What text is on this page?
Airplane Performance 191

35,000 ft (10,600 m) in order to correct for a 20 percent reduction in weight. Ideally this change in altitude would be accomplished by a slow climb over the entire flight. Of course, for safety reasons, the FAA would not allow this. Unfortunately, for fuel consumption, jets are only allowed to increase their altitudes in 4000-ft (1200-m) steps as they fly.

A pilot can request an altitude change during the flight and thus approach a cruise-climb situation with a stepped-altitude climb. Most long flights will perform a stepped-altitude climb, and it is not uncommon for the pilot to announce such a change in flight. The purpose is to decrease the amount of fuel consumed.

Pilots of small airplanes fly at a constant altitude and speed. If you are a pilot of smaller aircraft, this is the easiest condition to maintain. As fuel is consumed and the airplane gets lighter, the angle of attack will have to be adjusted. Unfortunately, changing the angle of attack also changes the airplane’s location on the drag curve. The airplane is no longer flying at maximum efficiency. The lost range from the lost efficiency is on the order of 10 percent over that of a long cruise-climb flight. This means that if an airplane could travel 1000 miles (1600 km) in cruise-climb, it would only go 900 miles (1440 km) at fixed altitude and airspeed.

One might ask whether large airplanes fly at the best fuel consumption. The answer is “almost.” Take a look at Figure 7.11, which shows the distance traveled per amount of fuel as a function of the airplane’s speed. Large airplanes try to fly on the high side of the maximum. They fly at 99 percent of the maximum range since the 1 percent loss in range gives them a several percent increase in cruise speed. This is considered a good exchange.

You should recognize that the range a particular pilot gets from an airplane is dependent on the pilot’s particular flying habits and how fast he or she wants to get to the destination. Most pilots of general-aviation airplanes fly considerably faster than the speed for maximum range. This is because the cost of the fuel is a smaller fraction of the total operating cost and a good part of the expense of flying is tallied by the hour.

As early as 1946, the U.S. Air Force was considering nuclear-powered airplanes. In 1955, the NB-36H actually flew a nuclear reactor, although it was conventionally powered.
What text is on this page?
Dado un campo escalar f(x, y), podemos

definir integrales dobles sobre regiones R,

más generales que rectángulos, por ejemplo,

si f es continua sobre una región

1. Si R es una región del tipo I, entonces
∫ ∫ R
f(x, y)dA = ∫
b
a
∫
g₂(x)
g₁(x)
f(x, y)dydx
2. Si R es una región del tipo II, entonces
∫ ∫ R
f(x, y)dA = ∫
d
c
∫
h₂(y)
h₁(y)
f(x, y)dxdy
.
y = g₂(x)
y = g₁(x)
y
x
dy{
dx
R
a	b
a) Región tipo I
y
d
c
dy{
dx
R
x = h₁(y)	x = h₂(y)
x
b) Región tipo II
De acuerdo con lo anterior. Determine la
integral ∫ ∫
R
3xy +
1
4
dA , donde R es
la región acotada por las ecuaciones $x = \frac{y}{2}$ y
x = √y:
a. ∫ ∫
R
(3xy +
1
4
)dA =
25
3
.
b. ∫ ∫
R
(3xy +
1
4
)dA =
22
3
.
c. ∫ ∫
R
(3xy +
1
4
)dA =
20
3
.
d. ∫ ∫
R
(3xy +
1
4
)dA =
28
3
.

# # # #

Task prompt
Above are the entries; count how many of their lines contain the word "over" and give only that number.

Complete output
2